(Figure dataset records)
::::

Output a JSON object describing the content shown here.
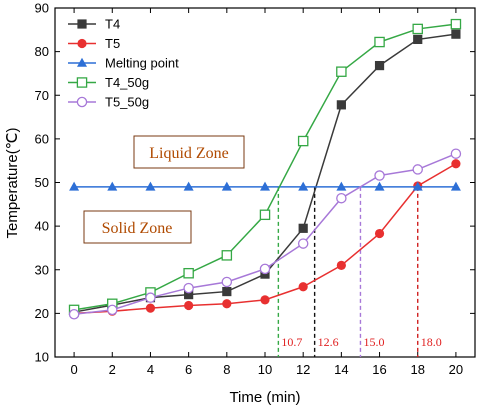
{
  "chart_data": {
    "type": "line",
    "xlabel": "Time (min)",
    "ylabel": "Temperature(℃)",
    "xlim": [
      -1,
      21
    ],
    "ylim": [
      10,
      90
    ],
    "xticks": [
      0,
      2,
      4,
      6,
      8,
      10,
      12,
      14,
      16,
      18,
      20
    ],
    "yticks": [
      10,
      20,
      30,
      40,
      50,
      60,
      70,
      80,
      90
    ],
    "grid": false,
    "legend_placement": "top-left",
    "x": [
      0,
      2,
      4,
      6,
      8,
      10,
      12,
      14,
      16,
      18,
      20
    ],
    "series": [
      {
        "name": "T4",
        "color": "#3a3a3a",
        "marker": "square-filled",
        "values": [
          20.3,
          21.9,
          23.6,
          24.3,
          25.0,
          29.0,
          39.5,
          67.8,
          76.8,
          82.8,
          84.0
        ]
      },
      {
        "name": "T5",
        "color": "#e83030",
        "marker": "circle-filled",
        "values": [
          20.0,
          20.5,
          21.2,
          21.8,
          22.2,
          23.1,
          26.1,
          31.0,
          38.3,
          49.2,
          54.3
        ]
      },
      {
        "name": "Melting point",
        "color": "#2d6fd6",
        "marker": "triangle-filled",
        "values": [
          49,
          49,
          49,
          49,
          49,
          49,
          49,
          49,
          49,
          49,
          49
        ]
      },
      {
        "name": "T4_50g",
        "color": "#35a845",
        "marker": "square-open",
        "values": [
          20.8,
          22.2,
          24.8,
          29.2,
          33.3,
          42.6,
          59.5,
          75.4,
          82.2,
          85.2,
          86.3
        ]
      },
      {
        "name": "T5_50g",
        "color": "#a778d8",
        "marker": "circle-open",
        "values": [
          19.8,
          20.8,
          23.6,
          25.8,
          27.2,
          30.2,
          36.0,
          46.4,
          51.6,
          53.0,
          56.6
        ]
      }
    ],
    "annotations": [
      {
        "text": "Liquid Zone",
        "x": 8.6,
        "y": 59
      },
      {
        "text": "Solid Zone",
        "x": 7.8,
        "y": 39.5
      }
    ],
    "markers": [
      {
        "x": 10.7,
        "label": "10.7",
        "color": "#35a845"
      },
      {
        "x": 12.6,
        "label": "12.6",
        "color": "#111111"
      },
      {
        "x": 15.0,
        "label": "15.0",
        "color": "#a778d8"
      },
      {
        "x": 18.0,
        "label": "18.0",
        "color": "#d02020"
      }
    ],
    "marker_line_top_y": 49
  }
}
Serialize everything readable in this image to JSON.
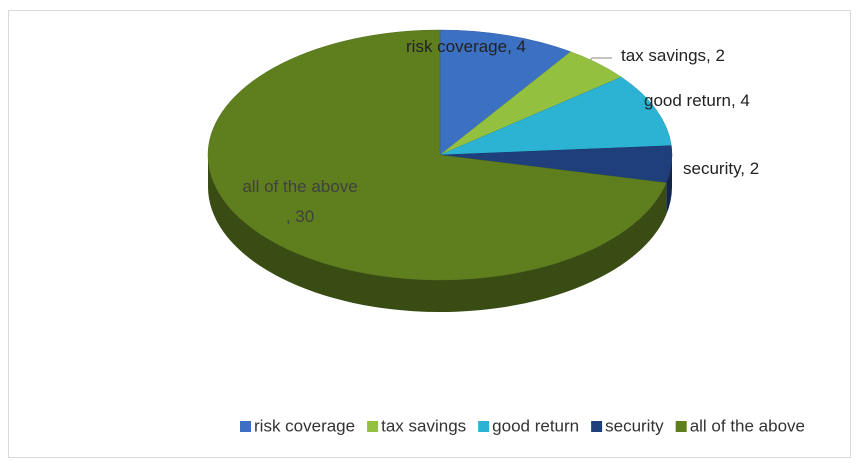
{
  "chart_data": {
    "type": "pie",
    "categories": [
      "risk coverage",
      "tax savings",
      "good return",
      "security",
      "all of the above"
    ],
    "values": [
      4,
      2,
      4,
      2,
      30
    ],
    "value_labels": [
      "risk coverage, 4",
      "tax savings, 2",
      "good return, 4",
      "security, 2",
      "all of the above\n, 30"
    ],
    "colors": [
      "#3b70c2",
      "#93c13f",
      "#2cb2d3",
      "#1f3f7c",
      "#5f7f1f"
    ],
    "legend": "bottom"
  }
}
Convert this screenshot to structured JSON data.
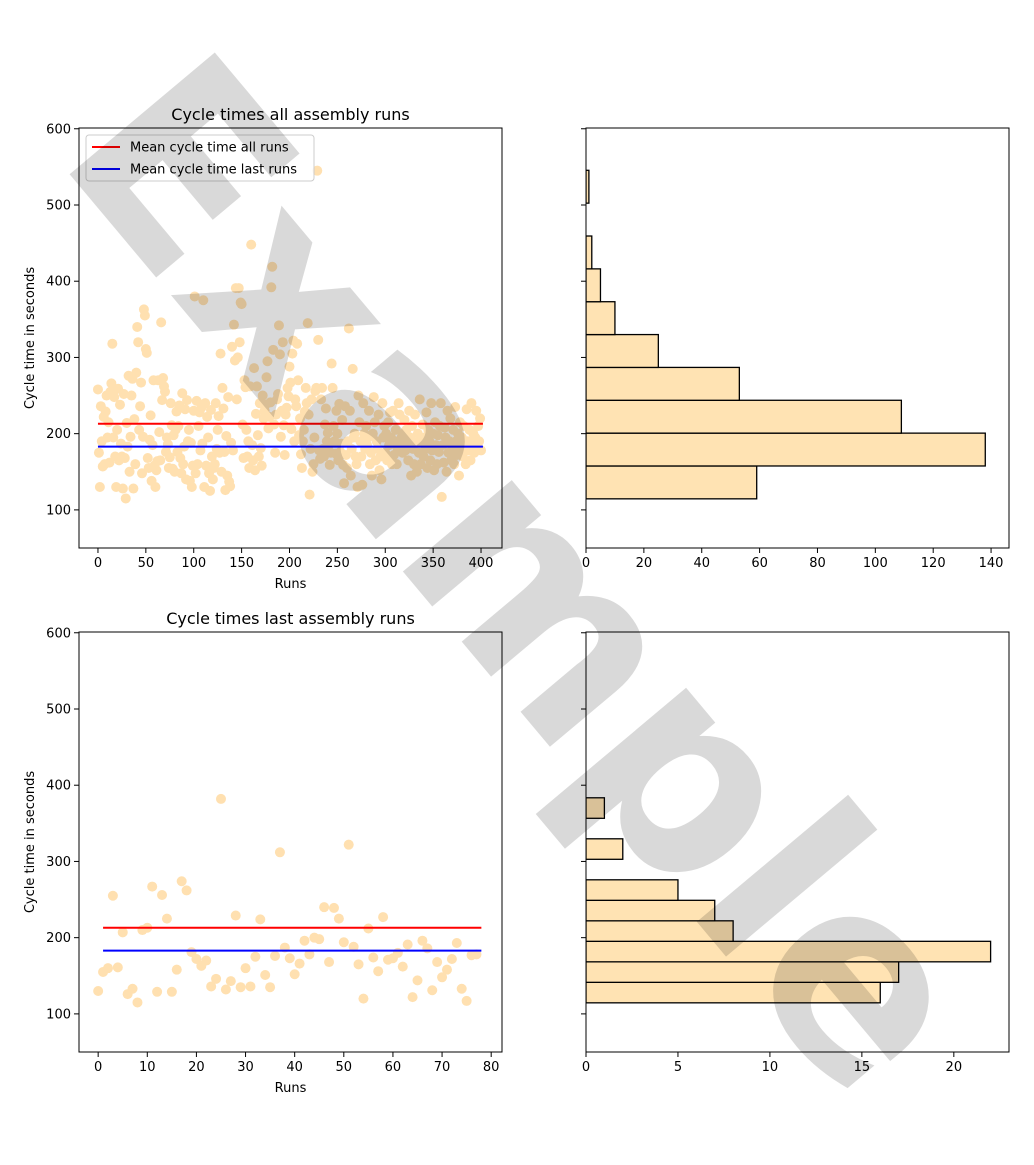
{
  "watermark": "Example",
  "colors": {
    "point": "#ffe0b0",
    "bar": "#ffe3b3",
    "bar_edge": "#000000",
    "mean_all": "#ff0000",
    "mean_last": "#0000ff"
  },
  "chart_data": [
    {
      "id": "scatter_all",
      "type": "scatter",
      "title": "Cycle times all assembly runs",
      "xlabel": "Runs",
      "ylabel": "Cycle time in seconds",
      "xlim": [
        -19.8,
        421.9
      ],
      "ylim": [
        50,
        601
      ],
      "xticks": [
        0,
        50,
        100,
        150,
        200,
        250,
        300,
        350,
        400
      ],
      "yticks": [
        100,
        200,
        300,
        400,
        500,
        600
      ],
      "legend": {
        "placement": "top-left",
        "entries": [
          "Mean cycle time all runs",
          "Mean cycle time last runs"
        ]
      },
      "mean_all": {
        "value": 213,
        "x_range": [
          0,
          402
        ]
      },
      "mean_last": {
        "value": 183,
        "x_range": [
          0,
          402
        ]
      },
      "y": [
        258,
        175,
        130,
        236,
        190,
        157,
        222,
        160,
        229,
        250,
        195,
        215,
        162,
        255,
        266,
        318,
        195,
        248,
        170,
        130,
        205,
        259,
        165,
        238,
        187,
        170,
        128,
        252,
        168,
        115,
        214,
        183,
        276,
        150,
        196,
        250,
        272,
        128,
        219,
        160,
        280,
        340,
        320,
        205,
        236,
        267,
        148,
        196,
        363,
        355,
        311,
        306,
        168,
        155,
        192,
        224,
        138,
        185,
        270,
        158,
        130,
        152,
        164,
        270,
        202,
        165,
        346,
        244,
        273,
        262,
        255,
        176,
        195,
        186,
        155,
        169,
        240,
        211,
        154,
        198,
        150,
        205,
        229,
        176,
        210,
        237,
        168,
        148,
        253,
        160,
        183,
        232,
        140,
        244,
        190,
        205,
        138,
        188,
        130,
        158,
        230,
        380,
        148,
        243,
        160,
        210,
        228,
        178,
        234,
        187,
        375,
        130,
        240,
        158,
        222,
        195,
        148,
        125,
        231,
        170,
        140,
        155,
        160,
        240,
        180,
        205,
        223,
        175,
        305,
        150,
        260,
        233,
        176,
        126,
        197,
        145,
        248,
        137,
        131,
        188,
        314,
        178,
        343,
        296,
        391,
        245,
        300,
        391,
        320,
        372,
        370,
        212,
        168,
        270,
        261,
        205,
        170,
        190,
        155,
        262,
        448,
        185,
        165,
        286,
        152,
        226,
        262,
        198,
        170,
        240,
        181,
        158,
        250,
        220,
        230,
        238,
        274,
        295,
        207,
        222,
        241,
        392,
        419,
        310,
        212,
        175,
        225,
        245,
        252,
        342,
        304,
        196,
        230,
        320,
        211,
        172,
        225,
        234,
        260,
        249,
        288,
        267,
        206,
        305,
        322,
        190,
        245,
        236,
        318,
        270,
        198,
        220,
        173,
        155,
        190,
        205,
        229,
        260,
        240,
        345,
        225,
        120,
        180,
        245,
        150,
        160,
        195,
        256,
        260,
        545,
        323,
        178,
        167,
        245,
        260,
        180,
        170,
        212,
        233,
        190,
        201,
        185,
        159,
        175,
        292,
        260,
        210,
        190,
        174,
        230,
        200,
        165,
        239,
        176,
        187,
        218,
        159,
        135,
        236,
        172,
        155,
        190,
        338,
        230,
        145,
        180,
        285,
        195,
        200,
        170,
        160,
        130,
        250,
        215,
        190,
        170,
        133,
        240,
        200,
        180,
        210,
        185,
        195,
        230,
        160,
        175,
        145,
        200,
        248,
        215,
        165,
        190,
        180,
        225,
        152,
        170,
        140,
        240,
        195,
        210,
        175,
        200,
        165,
        215,
        185,
        228,
        195,
        160,
        230,
        172,
        190,
        205,
        160,
        180,
        240,
        225,
        183,
        195,
        175,
        200,
        218,
        178,
        205,
        190,
        165,
        230,
        195,
        145,
        210,
        180,
        160,
        225,
        188,
        150,
        200,
        175,
        245,
        160,
        190,
        212,
        170,
        195,
        180,
        228,
        155,
        205,
        190,
        165,
        240,
        178,
        200,
        152,
        215,
        185,
        160,
        198,
        176,
        210,
        240,
        117,
        185,
        162,
        208,
        195,
        150,
        230,
        175,
        190,
        220,
        165,
        180,
        205,
        160,
        235,
        190,
        172,
        200,
        145,
        215,
        180,
        195,
        170,
        210,
        185,
        160,
        232,
        190,
        178,
        205,
        165,
        240,
        185,
        200,
        175,
        195,
        230,
        180,
        210,
        190,
        220,
        178
      ]
    },
    {
      "id": "hist_all",
      "type": "bar",
      "orientation": "horizontal",
      "xlim": [
        0,
        146.2
      ],
      "ylim": [
        50,
        601
      ],
      "xticks": [
        0,
        20,
        40,
        60,
        80,
        100,
        120,
        140
      ],
      "yticks": [
        100,
        200,
        300,
        400,
        500,
        600
      ],
      "bin_edges": [
        114.5,
        157.6,
        200.7,
        243.8,
        286.9,
        330.0,
        373.1,
        416.2,
        459.3,
        502.4,
        545.5
      ],
      "counts": [
        59,
        138,
        109,
        53,
        25,
        10,
        5,
        2,
        0,
        1
      ]
    },
    {
      "id": "scatter_last",
      "type": "scatter",
      "title": "Cycle times last assembly runs",
      "xlabel": "Runs",
      "ylabel": "Cycle time in seconds",
      "xlim": [
        -3.9,
        82.2
      ],
      "ylim": [
        50,
        601
      ],
      "xticks": [
        0,
        10,
        20,
        30,
        40,
        50,
        60,
        70,
        80
      ],
      "yticks": [
        100,
        200,
        300,
        400,
        500,
        600
      ],
      "mean_all": {
        "value": 213,
        "x_range": [
          1,
          78
        ]
      },
      "mean_last": {
        "value": 183,
        "x_range": [
          1,
          78
        ]
      },
      "y": [
        130,
        155,
        160,
        255,
        161,
        207,
        126,
        133,
        115,
        210,
        213,
        267,
        129,
        256,
        225,
        129,
        158,
        274,
        262,
        181,
        172,
        163,
        170,
        136,
        146,
        382,
        132,
        143,
        229,
        135,
        160,
        136,
        175,
        224,
        151,
        135,
        176,
        312,
        187,
        173,
        152,
        166,
        196,
        178,
        200,
        198,
        240,
        168,
        239,
        225,
        194,
        322,
        188,
        165,
        120,
        212,
        174,
        156,
        227,
        171,
        173,
        180,
        162,
        191,
        122,
        144,
        196,
        186,
        131,
        168,
        148,
        158,
        172,
        193,
        133,
        117,
        177,
        178
      ]
    },
    {
      "id": "hist_last",
      "type": "bar",
      "orientation": "horizontal",
      "xlim": [
        0,
        23.0
      ],
      "ylim": [
        50,
        601
      ],
      "xticks": [
        0,
        5,
        10,
        15,
        20
      ],
      "yticks": [
        100,
        200,
        300,
        400,
        500,
        600
      ],
      "bin_edges": [
        114.5,
        141.4,
        168.3,
        195.2,
        222.1,
        249.0,
        275.9,
        302.8,
        329.7,
        356.6,
        383.5
      ],
      "counts": [
        16,
        17,
        22,
        8,
        7,
        5,
        0,
        2,
        0,
        1
      ]
    }
  ]
}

::::

-- GOAL OF THE EXERCISE --
Pull out all lines of the data with the string "filled".

-- THE OUTPUT --
        "marker": "square-filled",
        "marker": "circle-filled",
        "marker": "triangle-filled",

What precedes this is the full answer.